= EXERCISE OBJECTIVE =
State how many lines of the entries hold the string "исключить". Reply with the number alone.

= SUPPLIED DATA =
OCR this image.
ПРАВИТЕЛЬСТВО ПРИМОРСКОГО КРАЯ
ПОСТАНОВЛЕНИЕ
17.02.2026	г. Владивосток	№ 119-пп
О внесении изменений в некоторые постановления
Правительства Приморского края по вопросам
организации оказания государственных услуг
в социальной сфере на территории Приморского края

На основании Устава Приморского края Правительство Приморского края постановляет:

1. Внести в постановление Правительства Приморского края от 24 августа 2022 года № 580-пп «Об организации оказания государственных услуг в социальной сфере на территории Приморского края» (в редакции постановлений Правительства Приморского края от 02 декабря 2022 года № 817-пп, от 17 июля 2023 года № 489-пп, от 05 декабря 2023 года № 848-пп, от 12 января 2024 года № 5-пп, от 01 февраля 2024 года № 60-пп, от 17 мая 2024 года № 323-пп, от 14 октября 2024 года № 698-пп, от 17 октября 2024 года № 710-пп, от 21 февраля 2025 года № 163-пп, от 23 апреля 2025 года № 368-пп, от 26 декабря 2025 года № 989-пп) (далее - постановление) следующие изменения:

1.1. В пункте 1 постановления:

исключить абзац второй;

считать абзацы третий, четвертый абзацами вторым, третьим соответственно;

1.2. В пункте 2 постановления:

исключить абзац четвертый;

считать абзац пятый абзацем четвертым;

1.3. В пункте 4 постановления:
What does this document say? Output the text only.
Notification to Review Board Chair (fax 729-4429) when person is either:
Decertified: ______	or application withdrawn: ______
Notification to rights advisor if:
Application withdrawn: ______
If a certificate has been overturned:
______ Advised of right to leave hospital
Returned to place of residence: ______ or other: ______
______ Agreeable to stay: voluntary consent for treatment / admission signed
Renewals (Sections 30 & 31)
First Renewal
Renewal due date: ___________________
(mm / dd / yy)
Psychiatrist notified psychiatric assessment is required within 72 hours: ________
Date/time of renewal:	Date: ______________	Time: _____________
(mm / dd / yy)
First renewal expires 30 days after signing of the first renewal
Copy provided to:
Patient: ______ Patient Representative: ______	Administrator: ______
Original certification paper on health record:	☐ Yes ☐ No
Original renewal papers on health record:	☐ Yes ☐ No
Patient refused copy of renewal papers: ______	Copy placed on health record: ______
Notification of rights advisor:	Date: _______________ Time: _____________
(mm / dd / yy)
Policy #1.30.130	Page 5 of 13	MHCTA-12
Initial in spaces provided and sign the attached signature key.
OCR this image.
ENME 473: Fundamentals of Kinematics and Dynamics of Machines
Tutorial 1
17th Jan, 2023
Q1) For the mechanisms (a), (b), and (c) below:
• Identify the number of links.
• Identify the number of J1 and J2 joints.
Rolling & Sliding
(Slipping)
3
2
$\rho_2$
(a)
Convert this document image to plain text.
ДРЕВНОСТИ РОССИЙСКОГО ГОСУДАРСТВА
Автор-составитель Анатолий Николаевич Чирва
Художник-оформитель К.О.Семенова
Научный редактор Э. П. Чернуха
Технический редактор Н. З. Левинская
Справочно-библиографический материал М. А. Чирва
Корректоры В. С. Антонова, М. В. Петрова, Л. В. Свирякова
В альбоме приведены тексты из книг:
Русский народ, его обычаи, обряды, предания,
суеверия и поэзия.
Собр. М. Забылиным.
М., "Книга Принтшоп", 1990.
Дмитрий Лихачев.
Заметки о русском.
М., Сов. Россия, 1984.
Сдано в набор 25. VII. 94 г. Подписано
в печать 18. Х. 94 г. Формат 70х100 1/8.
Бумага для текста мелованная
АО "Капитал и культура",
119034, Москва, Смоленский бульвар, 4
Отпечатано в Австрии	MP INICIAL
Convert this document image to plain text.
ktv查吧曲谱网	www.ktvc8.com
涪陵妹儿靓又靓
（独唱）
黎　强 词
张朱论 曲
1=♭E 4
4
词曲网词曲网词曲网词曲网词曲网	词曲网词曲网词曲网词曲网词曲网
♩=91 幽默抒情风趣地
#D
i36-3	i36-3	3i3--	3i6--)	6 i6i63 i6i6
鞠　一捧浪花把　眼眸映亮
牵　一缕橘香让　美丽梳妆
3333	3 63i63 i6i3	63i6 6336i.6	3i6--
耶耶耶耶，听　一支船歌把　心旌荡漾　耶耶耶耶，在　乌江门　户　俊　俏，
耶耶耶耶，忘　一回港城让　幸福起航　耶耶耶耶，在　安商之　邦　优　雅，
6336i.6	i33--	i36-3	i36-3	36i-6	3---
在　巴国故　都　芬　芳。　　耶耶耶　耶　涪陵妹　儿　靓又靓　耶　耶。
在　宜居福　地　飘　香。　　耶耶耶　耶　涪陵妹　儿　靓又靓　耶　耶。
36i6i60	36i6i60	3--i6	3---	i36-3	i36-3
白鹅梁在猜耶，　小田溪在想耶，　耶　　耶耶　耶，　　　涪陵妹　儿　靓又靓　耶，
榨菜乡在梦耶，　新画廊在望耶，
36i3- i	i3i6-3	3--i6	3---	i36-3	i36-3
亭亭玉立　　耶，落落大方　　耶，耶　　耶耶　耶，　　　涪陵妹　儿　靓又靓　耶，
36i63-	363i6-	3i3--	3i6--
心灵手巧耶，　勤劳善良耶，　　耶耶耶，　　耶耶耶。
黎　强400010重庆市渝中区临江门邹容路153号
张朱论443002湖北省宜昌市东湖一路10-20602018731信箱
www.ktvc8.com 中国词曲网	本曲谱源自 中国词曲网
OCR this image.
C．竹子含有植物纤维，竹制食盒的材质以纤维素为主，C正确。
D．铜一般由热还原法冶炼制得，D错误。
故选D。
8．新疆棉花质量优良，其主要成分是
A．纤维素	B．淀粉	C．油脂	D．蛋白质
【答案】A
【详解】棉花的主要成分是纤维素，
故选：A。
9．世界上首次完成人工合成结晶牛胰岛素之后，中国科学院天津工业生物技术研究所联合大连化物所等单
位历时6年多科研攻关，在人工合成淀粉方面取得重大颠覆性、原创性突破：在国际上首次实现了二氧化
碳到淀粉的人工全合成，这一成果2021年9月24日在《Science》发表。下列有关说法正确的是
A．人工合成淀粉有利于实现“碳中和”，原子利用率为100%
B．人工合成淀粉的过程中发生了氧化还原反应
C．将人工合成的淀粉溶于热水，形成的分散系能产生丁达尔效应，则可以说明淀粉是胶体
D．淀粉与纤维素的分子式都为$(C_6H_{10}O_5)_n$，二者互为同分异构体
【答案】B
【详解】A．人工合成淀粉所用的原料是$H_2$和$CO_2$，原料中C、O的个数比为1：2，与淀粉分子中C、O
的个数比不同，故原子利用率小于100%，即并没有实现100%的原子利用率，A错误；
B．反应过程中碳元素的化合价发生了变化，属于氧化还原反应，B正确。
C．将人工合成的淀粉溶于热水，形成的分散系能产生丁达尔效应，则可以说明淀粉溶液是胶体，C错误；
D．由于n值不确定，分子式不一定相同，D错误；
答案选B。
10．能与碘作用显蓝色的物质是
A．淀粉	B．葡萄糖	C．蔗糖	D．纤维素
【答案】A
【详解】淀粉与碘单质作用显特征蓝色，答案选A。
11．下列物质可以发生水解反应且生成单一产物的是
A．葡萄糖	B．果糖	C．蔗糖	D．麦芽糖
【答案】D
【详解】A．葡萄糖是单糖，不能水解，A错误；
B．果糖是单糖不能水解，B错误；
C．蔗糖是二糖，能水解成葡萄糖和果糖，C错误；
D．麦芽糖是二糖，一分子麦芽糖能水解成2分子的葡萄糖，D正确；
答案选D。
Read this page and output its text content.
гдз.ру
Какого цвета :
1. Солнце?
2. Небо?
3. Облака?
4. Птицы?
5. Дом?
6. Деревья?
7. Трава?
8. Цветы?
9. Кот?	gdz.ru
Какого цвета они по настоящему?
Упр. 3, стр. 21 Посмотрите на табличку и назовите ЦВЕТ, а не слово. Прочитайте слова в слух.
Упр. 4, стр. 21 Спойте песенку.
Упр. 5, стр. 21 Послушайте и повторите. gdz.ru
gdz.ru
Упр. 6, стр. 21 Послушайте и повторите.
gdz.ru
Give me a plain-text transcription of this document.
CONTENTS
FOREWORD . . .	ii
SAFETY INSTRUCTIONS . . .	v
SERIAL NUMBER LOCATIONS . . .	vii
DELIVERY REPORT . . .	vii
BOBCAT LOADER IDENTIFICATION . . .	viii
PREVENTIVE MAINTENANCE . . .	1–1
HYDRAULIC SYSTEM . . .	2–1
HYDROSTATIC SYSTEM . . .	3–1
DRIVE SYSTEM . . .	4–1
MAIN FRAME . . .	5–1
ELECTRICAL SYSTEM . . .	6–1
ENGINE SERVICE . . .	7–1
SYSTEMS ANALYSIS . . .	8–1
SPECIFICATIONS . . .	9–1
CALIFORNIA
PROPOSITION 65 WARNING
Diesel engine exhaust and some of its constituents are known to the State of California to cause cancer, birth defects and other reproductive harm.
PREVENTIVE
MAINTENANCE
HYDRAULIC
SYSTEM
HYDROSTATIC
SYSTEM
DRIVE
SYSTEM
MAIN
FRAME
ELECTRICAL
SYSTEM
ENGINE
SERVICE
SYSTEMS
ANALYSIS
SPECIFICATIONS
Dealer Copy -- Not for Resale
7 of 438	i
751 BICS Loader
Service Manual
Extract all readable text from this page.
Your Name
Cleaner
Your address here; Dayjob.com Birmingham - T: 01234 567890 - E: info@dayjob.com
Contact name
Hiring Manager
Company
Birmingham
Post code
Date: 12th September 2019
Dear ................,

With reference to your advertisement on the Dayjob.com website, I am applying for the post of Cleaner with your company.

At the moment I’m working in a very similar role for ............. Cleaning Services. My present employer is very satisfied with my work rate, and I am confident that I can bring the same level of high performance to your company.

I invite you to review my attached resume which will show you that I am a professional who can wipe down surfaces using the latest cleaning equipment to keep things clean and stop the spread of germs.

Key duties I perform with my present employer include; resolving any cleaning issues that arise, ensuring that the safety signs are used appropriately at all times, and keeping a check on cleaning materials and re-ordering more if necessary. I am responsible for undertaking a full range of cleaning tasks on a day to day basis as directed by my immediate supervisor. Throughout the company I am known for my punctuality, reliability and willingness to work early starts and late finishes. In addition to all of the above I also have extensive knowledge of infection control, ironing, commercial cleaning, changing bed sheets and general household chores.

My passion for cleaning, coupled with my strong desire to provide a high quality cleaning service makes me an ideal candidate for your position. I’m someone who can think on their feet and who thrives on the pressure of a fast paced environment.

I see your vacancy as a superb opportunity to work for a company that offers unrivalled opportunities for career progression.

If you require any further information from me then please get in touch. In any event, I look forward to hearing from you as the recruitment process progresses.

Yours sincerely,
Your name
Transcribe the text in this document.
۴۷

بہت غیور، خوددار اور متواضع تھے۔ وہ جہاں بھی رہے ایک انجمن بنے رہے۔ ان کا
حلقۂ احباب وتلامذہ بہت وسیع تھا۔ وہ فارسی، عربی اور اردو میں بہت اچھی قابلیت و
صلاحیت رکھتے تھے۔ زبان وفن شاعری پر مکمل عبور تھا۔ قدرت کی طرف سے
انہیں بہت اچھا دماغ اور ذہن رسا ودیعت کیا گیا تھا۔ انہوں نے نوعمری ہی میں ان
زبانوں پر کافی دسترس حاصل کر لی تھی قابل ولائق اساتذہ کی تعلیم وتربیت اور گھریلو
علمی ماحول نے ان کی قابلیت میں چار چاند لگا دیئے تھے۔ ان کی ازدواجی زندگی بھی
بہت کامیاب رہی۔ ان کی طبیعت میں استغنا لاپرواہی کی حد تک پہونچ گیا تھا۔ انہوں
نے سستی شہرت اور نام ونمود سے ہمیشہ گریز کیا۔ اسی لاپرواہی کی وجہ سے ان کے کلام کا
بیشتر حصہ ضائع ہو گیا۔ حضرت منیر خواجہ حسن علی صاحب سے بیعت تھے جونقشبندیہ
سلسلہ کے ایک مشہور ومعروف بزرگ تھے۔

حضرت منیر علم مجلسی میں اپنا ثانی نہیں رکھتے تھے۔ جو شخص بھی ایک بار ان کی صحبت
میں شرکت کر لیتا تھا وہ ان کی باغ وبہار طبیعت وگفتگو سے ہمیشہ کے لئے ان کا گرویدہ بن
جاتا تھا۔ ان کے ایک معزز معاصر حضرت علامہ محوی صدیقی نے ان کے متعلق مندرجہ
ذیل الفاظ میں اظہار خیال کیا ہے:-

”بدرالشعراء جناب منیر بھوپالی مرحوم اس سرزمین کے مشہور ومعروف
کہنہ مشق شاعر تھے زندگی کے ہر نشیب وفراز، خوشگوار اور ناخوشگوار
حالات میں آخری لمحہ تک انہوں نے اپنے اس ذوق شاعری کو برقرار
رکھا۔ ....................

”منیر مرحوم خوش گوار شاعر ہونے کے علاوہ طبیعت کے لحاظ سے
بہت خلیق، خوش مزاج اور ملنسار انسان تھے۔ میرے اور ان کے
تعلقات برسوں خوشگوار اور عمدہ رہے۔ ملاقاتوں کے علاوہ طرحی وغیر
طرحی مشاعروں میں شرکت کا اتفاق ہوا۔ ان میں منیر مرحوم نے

= FULL RESPONSE =
2